Entries with figure data:
>> begin

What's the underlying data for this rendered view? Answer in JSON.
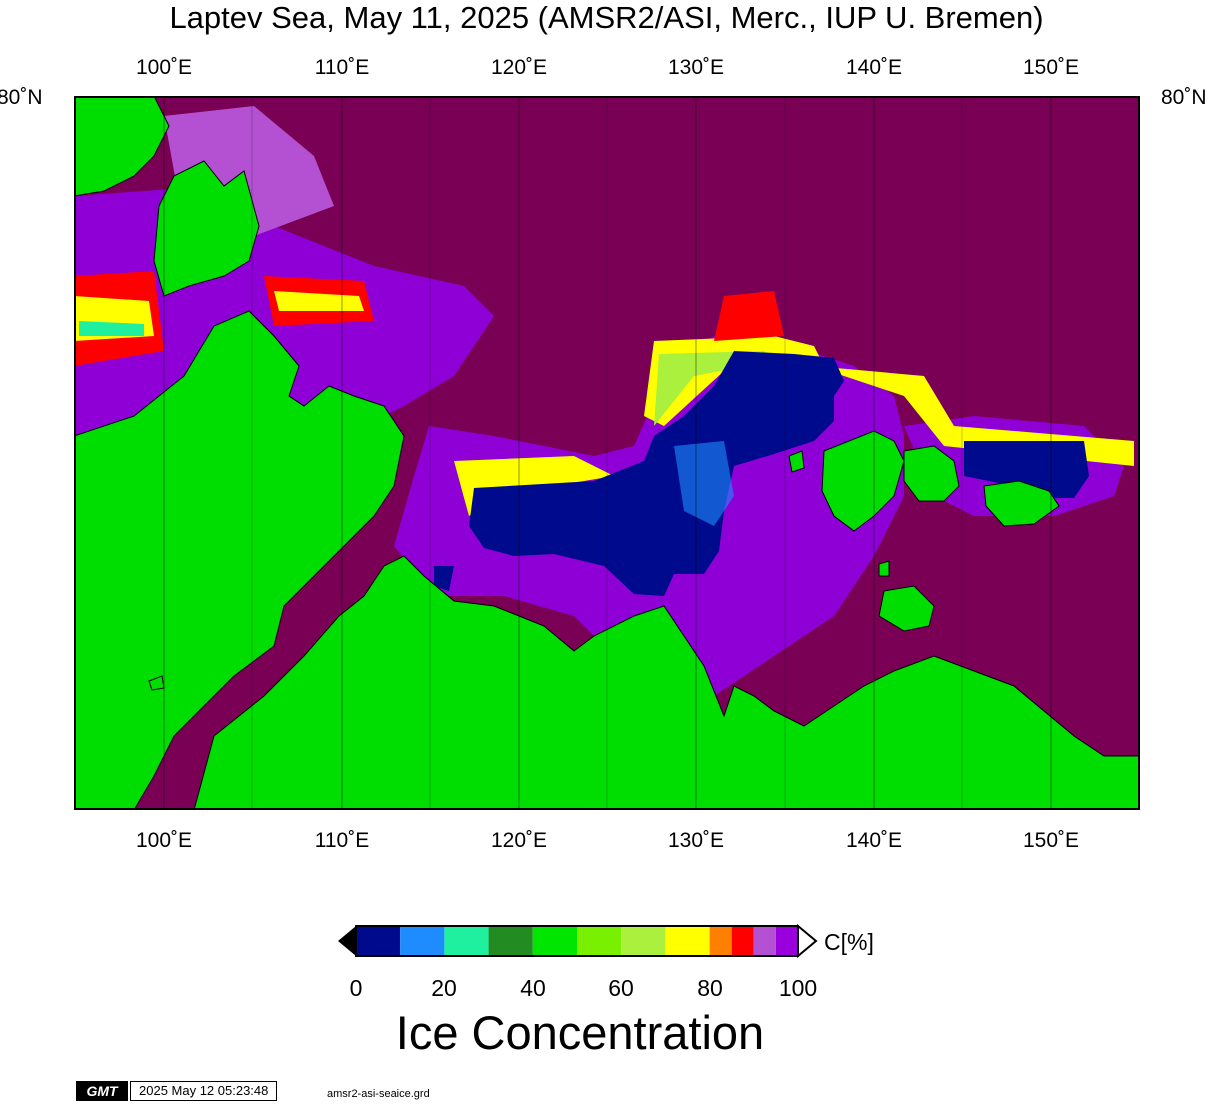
{
  "title": "Laptev Sea, May 11, 2025 (AMSR2/ASI, Merc., IUP U. Bremen)",
  "map": {
    "lon_range": [
      95,
      155
    ],
    "lon_ticks": [
      "100˚E",
      "110˚E",
      "120˚E",
      "130˚E",
      "140˚E",
      "150˚E"
    ],
    "lat_label": "80˚N",
    "colors": {
      "land": "#00dd00",
      "open_water": "#7a0055",
      "ice_full": "#000a8c",
      "ice_high": "#8e00d6",
      "gridline": "#000000"
    }
  },
  "colorbar": {
    "ticks": [
      "0",
      "20",
      "40",
      "60",
      "80",
      "100"
    ],
    "unit": "C[%]",
    "title": "Ice Concentration",
    "colors": [
      "#000a8c",
      "#1e8cff",
      "#1ef0a0",
      "#228b22",
      "#00e600",
      "#78f000",
      "#aaf03c",
      "#ffff00",
      "#ff8000",
      "#ff0000",
      "#b450d2",
      "#9900dd"
    ]
  },
  "footer": {
    "logo": "GMT",
    "timestamp": "2025 May 12 05:23:48",
    "grid_file": "amsr2-asi-seaice.grd"
  }
}
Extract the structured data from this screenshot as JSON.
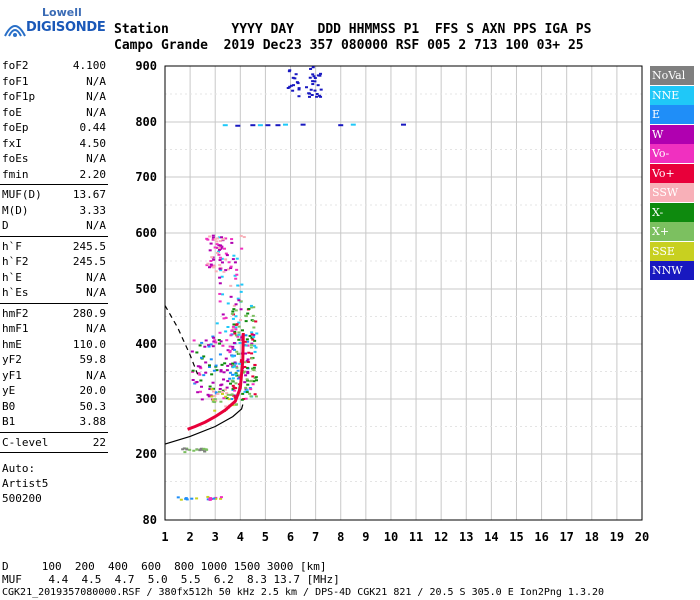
{
  "logo": {
    "top": "Lowell",
    "main": "DIGISONDE"
  },
  "header": {
    "row1": "Station        YYYY DAY   DDD HHMMSS P1  FFS S AXN PPS IGA PS",
    "row2": "Campo Grande  2019 Dec23 357 080000 RSF 005 2 713 100 03+ 25"
  },
  "params": {
    "g1": [
      {
        "k": "foF2",
        "v": "4.100"
      },
      {
        "k": "foF1",
        "v": "N/A"
      },
      {
        "k": "foF1p",
        "v": "N/A"
      },
      {
        "k": "foE",
        "v": "N/A"
      },
      {
        "k": "foEp",
        "v": "0.44"
      },
      {
        "k": "fxI",
        "v": "4.50"
      },
      {
        "k": "foEs",
        "v": "N/A"
      },
      {
        "k": "fmin",
        "v": "2.20"
      }
    ],
    "g2": [
      {
        "k": "MUF(D)",
        "v": "13.67"
      },
      {
        "k": "M(D)",
        "v": "3.33"
      },
      {
        "k": "D",
        "v": "N/A"
      }
    ],
    "g3": [
      {
        "k": "h`F",
        "v": "245.5"
      },
      {
        "k": "h`F2",
        "v": "245.5"
      },
      {
        "k": "h`E",
        "v": "N/A"
      },
      {
        "k": "h`Es",
        "v": "N/A"
      }
    ],
    "g4": [
      {
        "k": "hmF2",
        "v": "280.9"
      },
      {
        "k": "hmF1",
        "v": "N/A"
      },
      {
        "k": "hmE",
        "v": "110.0"
      },
      {
        "k": "yF2",
        "v": "59.8"
      },
      {
        "k": "yF1",
        "v": "N/A"
      },
      {
        "k": "yE",
        "v": "20.0"
      },
      {
        "k": "B0",
        "v": "50.3"
      },
      {
        "k": "B1",
        "v": "3.88"
      }
    ],
    "g5": [
      {
        "k": "C-level",
        "v": "22"
      }
    ],
    "footer": [
      "Auto:",
      "Artist5",
      "500200"
    ]
  },
  "legend": [
    {
      "label": "NoVal",
      "color": "#7f7f7f"
    },
    {
      "label": "NNE",
      "color": "#1fc8f8"
    },
    {
      "label": "E",
      "color": "#1f8ef8"
    },
    {
      "label": "W",
      "color": "#b000b0"
    },
    {
      "label": "Vo-",
      "color": "#f030c0"
    },
    {
      "label": "Vo+",
      "color": "#e8003a"
    },
    {
      "label": "SSW",
      "color": "#f8b0b8"
    },
    {
      "label": "X-",
      "color": "#0e8a0e"
    },
    {
      "label": "X+",
      "color": "#7cc060"
    },
    {
      "label": "SSE",
      "color": "#c8d020"
    },
    {
      "label": "NNW",
      "color": "#1818c0"
    }
  ],
  "bottom": {
    "row_d": "D     100  200  400  600  800 1000 1500 3000 [km]",
    "row_muf": "MUF    4.4  4.5  4.7  5.0  5.5  6.2  8.3 13.7 [MHz]",
    "footer": "CGK21_2019357080000.RSF / 380fx512h 50 kHz 2.5 km / DPS-4D CGK21 821 / 20.5 S 305.0 E Ion2Png 1.3.20"
  },
  "chart_data": {
    "type": "scatter",
    "xlim": [
      1,
      20
    ],
    "ylim": [
      80,
      900
    ],
    "x_ticks": [
      "1",
      "2",
      "3",
      "4",
      "5",
      "6",
      "7",
      "8",
      "9",
      "10",
      "11",
      "12",
      "13",
      "14",
      "15",
      "16",
      "17",
      "18",
      "19",
      "20"
    ],
    "y_ticks": [
      "80",
      "200",
      "300",
      "400",
      "500",
      "600",
      "700",
      "800",
      "900"
    ],
    "grid": true,
    "legend_position": "right",
    "trace": [
      {
        "x": 1.9,
        "y": 245
      },
      {
        "x": 2.2,
        "y": 250
      },
      {
        "x": 2.6,
        "y": 258
      },
      {
        "x": 3.0,
        "y": 268
      },
      {
        "x": 3.4,
        "y": 280
      },
      {
        "x": 3.8,
        "y": 296
      },
      {
        "x": 4.0,
        "y": 320
      },
      {
        "x": 4.1,
        "y": 370
      },
      {
        "x": 4.12,
        "y": 420
      }
    ],
    "profile": [
      {
        "x": 1.0,
        "y": 218
      },
      {
        "x": 2.0,
        "y": 232
      },
      {
        "x": 3.0,
        "y": 250
      },
      {
        "x": 3.7,
        "y": 268
      },
      {
        "x": 4.05,
        "y": 282
      },
      {
        "x": 4.1,
        "y": 290
      }
    ],
    "profile_extrapolation": [
      {
        "x": 1.0,
        "y": 470
      },
      {
        "x": 1.5,
        "y": 430
      },
      {
        "x": 2.0,
        "y": 380
      },
      {
        "x": 2.3,
        "y": 345
      }
    ]
  }
}
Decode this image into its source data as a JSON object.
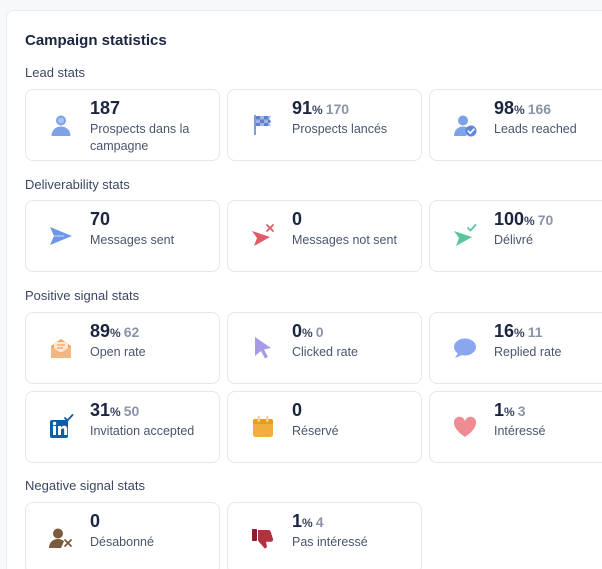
{
  "title": "Campaign statistics",
  "sections": {
    "lead": "Lead stats",
    "deliverability": "Deliverability stats",
    "positive": "Positive signal stats",
    "negative": "Negative signal stats"
  },
  "cards": {
    "prospects": {
      "value": "187",
      "label": "Prospects dans la campagne"
    },
    "launched": {
      "value": "91",
      "pct": "%",
      "secondary": "170",
      "label": "Prospects lancés"
    },
    "reached": {
      "value": "98",
      "pct": "%",
      "secondary": "166",
      "label": "Leads reached"
    },
    "sent": {
      "value": "70",
      "label": "Messages sent"
    },
    "not_sent": {
      "value": "0",
      "label": "Messages not sent"
    },
    "delivered": {
      "value": "100",
      "pct": "%",
      "secondary": "70",
      "label": "Délivré"
    },
    "open": {
      "value": "89",
      "pct": "%",
      "secondary": "62",
      "label": "Open rate"
    },
    "clicked": {
      "value": "0",
      "pct": "%",
      "secondary": "0",
      "label": "Clicked rate"
    },
    "replied": {
      "value": "16",
      "pct": "%",
      "secondary": "11",
      "label": "Replied rate"
    },
    "invitation": {
      "value": "31",
      "pct": "%",
      "secondary": "50",
      "label": "Invitation accepted"
    },
    "reserve": {
      "value": "0",
      "label": "Réservé"
    },
    "interested": {
      "value": "1",
      "pct": "%",
      "secondary": "3",
      "label": "Intéressé"
    },
    "unsubscribed": {
      "value": "0",
      "label": "Désabonné"
    },
    "not_interested": {
      "value": "1",
      "pct": "%",
      "secondary": "4",
      "label": "Pas intéressé"
    }
  },
  "colors": {
    "user": "#7ea2e6",
    "flag": "#7f9bd8",
    "send": "#6f96e8",
    "fail": "#e05a68",
    "deliver": "#5cc49a",
    "mail": "#f0a36a",
    "cursor": "#a99ae8",
    "chat": "#8aa6ee",
    "linkedin": "#0a5fa8",
    "calendar": "#f2ad3f",
    "heart": "#ef8c93",
    "unsub": "#7a5b3c",
    "thumb": "#8b1e2e"
  }
}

>> end

Reply with only the number of lines in the entries that contain the word "footer".

3